EXERCISE DIRECTIONS - Go through the listing and pick out each line with the word "content" in it.

(Figure data in JSON)

|---|

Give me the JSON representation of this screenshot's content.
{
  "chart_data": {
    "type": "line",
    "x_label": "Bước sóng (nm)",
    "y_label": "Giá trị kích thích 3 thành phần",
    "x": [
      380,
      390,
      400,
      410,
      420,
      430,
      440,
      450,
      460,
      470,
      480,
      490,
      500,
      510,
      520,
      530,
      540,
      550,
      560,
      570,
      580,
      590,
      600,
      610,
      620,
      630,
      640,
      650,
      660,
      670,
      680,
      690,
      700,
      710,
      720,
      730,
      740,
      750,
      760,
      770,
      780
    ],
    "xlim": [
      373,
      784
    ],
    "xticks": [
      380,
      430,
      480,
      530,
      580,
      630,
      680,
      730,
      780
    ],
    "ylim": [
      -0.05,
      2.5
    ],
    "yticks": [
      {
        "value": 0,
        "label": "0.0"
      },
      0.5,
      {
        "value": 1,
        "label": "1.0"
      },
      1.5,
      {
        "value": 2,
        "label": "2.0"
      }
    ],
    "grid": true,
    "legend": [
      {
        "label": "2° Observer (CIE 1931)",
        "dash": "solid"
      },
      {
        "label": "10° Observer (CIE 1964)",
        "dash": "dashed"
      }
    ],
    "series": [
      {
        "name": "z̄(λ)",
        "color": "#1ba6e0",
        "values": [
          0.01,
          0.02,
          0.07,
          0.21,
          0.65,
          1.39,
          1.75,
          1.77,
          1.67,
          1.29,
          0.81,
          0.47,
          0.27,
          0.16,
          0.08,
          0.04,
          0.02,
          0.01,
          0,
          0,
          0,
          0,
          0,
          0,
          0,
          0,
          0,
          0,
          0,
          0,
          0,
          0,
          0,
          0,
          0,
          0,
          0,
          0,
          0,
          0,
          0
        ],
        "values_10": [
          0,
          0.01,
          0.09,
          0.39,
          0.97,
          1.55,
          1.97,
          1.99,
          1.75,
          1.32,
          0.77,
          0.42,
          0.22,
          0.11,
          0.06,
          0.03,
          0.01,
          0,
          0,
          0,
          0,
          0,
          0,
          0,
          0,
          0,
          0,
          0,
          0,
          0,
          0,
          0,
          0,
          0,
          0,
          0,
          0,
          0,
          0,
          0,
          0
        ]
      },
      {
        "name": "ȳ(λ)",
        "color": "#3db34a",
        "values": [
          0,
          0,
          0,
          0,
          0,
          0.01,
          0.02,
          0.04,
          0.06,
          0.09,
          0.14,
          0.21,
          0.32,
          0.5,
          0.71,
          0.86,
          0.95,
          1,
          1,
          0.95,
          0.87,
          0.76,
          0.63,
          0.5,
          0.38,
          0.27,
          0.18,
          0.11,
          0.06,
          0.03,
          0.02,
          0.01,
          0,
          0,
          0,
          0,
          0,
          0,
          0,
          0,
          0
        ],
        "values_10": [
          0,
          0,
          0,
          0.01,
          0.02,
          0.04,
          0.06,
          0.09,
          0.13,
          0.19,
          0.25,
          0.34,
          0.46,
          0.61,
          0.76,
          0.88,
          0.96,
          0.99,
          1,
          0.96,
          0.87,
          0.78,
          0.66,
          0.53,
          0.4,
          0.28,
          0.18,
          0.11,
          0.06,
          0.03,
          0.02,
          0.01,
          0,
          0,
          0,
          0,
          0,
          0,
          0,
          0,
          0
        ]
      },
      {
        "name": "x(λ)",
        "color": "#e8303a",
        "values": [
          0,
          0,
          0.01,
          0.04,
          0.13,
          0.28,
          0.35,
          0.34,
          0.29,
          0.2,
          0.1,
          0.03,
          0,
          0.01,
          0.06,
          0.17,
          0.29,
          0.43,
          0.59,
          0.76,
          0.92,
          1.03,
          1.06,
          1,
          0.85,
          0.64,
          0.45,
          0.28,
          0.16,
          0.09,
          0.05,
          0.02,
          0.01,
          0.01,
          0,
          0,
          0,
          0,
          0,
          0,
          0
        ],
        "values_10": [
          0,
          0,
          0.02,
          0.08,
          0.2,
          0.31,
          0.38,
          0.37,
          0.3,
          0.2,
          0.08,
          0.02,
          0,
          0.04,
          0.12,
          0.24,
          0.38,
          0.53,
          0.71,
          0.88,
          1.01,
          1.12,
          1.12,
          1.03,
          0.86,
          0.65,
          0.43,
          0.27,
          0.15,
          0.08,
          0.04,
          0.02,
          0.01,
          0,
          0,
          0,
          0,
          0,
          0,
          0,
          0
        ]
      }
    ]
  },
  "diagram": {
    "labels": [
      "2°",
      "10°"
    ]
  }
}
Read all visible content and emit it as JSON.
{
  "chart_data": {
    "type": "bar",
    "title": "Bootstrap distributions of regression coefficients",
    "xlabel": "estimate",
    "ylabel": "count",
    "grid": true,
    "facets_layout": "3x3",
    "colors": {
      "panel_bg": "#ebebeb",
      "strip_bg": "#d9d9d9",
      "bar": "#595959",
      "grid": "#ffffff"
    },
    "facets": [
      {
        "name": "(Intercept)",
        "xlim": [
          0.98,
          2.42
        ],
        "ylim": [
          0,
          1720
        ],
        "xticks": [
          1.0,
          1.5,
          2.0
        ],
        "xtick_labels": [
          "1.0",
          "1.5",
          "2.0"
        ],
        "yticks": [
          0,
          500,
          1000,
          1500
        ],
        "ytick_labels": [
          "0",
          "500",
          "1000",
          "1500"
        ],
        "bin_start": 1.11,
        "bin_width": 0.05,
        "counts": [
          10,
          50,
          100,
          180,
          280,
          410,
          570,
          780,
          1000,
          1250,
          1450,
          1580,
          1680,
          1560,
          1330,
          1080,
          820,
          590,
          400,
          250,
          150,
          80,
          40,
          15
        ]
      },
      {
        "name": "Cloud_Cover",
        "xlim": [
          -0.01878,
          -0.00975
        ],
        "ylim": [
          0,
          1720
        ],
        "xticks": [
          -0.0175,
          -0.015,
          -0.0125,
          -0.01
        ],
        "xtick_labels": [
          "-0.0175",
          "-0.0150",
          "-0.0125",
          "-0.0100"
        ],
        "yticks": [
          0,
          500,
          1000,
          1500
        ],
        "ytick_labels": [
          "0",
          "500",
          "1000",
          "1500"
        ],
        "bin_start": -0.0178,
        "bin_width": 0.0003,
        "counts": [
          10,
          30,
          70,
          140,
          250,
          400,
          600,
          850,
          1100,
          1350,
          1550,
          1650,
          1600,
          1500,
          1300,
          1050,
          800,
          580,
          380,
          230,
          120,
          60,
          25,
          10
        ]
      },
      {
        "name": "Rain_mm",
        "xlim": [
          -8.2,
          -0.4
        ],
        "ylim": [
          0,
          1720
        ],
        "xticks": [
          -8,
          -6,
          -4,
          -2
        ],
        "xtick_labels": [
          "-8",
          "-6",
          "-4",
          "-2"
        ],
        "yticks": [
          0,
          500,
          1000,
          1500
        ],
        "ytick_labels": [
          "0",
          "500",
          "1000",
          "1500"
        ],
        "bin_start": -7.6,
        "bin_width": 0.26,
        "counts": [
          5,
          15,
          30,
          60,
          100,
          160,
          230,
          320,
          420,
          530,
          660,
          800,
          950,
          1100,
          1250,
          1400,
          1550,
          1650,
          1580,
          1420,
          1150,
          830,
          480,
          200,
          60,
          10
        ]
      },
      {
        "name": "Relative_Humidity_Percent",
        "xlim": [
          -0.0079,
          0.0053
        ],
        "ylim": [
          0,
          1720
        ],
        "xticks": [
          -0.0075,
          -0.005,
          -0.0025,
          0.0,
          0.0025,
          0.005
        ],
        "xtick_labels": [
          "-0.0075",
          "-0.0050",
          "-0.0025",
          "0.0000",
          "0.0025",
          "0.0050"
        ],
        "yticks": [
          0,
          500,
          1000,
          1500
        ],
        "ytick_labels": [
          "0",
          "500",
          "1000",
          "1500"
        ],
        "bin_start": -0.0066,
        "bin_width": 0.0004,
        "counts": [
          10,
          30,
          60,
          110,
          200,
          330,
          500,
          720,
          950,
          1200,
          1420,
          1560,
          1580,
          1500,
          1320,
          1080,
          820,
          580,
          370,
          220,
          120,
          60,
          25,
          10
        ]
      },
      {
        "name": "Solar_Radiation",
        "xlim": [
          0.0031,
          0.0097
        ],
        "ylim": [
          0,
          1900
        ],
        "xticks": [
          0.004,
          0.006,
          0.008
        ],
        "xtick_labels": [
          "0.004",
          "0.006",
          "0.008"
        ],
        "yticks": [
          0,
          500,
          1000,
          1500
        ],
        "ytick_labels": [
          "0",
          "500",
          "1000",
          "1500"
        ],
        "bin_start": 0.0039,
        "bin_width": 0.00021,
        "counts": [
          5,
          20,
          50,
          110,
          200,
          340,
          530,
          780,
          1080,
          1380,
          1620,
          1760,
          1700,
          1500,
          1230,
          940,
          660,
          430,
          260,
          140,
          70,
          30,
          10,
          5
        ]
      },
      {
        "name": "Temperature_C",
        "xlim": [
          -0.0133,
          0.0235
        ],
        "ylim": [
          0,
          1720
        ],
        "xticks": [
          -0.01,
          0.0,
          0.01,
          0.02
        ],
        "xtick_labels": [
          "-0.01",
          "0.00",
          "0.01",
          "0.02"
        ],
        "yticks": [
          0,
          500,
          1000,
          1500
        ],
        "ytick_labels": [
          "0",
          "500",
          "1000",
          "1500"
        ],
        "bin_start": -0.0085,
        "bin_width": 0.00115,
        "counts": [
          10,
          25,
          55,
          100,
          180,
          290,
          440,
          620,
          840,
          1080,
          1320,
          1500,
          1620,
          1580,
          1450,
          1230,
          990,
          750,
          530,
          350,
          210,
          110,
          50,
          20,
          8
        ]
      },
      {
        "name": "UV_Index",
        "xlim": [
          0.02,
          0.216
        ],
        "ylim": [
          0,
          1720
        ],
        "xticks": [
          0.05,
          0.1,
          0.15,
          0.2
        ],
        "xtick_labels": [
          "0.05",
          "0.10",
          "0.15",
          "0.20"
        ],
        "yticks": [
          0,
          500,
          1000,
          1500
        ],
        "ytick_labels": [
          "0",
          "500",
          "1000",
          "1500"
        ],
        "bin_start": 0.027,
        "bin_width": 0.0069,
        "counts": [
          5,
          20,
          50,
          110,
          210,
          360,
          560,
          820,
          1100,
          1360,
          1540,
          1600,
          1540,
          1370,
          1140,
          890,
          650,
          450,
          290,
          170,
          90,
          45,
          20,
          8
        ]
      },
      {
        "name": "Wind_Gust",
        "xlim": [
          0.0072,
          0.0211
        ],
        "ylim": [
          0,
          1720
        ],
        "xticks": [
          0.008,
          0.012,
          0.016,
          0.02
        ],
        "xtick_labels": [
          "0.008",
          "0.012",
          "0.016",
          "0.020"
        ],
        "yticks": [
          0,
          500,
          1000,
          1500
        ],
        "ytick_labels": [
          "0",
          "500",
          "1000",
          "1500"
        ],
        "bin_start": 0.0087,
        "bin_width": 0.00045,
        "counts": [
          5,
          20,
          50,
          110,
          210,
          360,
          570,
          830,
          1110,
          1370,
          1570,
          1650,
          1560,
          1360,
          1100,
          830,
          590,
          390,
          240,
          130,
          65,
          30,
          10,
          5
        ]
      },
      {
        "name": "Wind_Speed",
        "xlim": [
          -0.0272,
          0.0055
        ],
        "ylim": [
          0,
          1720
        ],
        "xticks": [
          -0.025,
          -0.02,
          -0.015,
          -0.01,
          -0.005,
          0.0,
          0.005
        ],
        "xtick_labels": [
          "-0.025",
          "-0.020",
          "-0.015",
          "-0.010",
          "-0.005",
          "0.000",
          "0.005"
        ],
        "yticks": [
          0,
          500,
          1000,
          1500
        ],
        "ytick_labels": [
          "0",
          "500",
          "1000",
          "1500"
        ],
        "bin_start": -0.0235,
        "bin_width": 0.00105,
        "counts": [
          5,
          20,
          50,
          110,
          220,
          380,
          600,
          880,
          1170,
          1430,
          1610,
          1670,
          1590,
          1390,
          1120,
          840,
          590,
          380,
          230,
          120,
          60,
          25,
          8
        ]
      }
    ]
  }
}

|---|

FINISHED EXERCISE -
Give me the JSON representation of this screenshot's content.
Read all visible content and emit it as JSON.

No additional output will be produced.